Data records:
*****

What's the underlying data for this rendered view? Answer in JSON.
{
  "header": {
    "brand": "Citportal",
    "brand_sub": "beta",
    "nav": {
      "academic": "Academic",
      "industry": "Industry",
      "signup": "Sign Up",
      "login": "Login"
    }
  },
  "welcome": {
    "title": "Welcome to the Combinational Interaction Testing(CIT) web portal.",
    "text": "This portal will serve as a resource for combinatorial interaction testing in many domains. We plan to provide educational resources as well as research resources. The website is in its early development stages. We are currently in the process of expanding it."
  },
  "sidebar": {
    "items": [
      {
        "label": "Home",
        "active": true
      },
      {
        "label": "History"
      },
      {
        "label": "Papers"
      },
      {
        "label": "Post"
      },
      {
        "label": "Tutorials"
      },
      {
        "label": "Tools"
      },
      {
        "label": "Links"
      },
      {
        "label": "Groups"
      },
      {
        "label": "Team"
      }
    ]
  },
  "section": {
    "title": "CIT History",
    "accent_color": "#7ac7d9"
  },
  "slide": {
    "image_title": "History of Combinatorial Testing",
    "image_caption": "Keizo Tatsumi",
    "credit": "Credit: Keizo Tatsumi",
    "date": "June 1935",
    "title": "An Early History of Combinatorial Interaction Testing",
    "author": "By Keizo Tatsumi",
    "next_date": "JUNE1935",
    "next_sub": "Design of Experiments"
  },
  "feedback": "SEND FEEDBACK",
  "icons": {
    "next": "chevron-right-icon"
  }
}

*****

* _What to do_: Repeat the entries exactly, all of them.

* _Output_:
What's the underlying data for this rendered view? Answer in JSON.
{
  "header": {
    "brand": "Citportal",
    "brand_sub": "beta",
    "nav": {
      "academic": "Academic",
      "industry": "Industry",
      "signup": "Sign Up",
      "login": "Login"
    }
  },
  "welcome": {
    "title": "Welcome to the Combinational Interaction Testing(CIT) web portal.",
    "text": "This portal will serve as a resource for combinatorial interaction testing in many domains. We plan to provide educational resources as well as research resources. The website is in its early development stages. We are currently in the process of expanding it."
  },
  "sidebar": {
    "items": [
      {
        "label": "Home",
        "active": true
      },
      {
        "label": "History"
      },
      {
        "label": "Papers"
      },
      {
        "label": "Post"
      },
      {
        "label": "Tutorials"
      },
      {
        "label": "Tools"
      },
      {
        "label": "Links"
      },
      {
        "label": "Groups"
      },
      {
        "label": "Team"
      }
    ]
  },
  "section": {
    "title": "CIT History",
    "accent_color": "#7ac7d9"
  },
  "slide": {
    "image_title": "History of Combinatorial Testing",
    "image_caption": "Keizo Tatsumi",
    "credit": "Credit: Keizo Tatsumi",
    "date": "June 1935",
    "title": "An Early History of Combinatorial Interaction Testing",
    "author": "By Keizo Tatsumi",
    "next_date": "JUNE1935",
    "next_sub": "Design of Experiments"
  },
  "feedback": "SEND FEEDBACK",
  "icons": {
    "next": "chevron-right-icon"
  }
}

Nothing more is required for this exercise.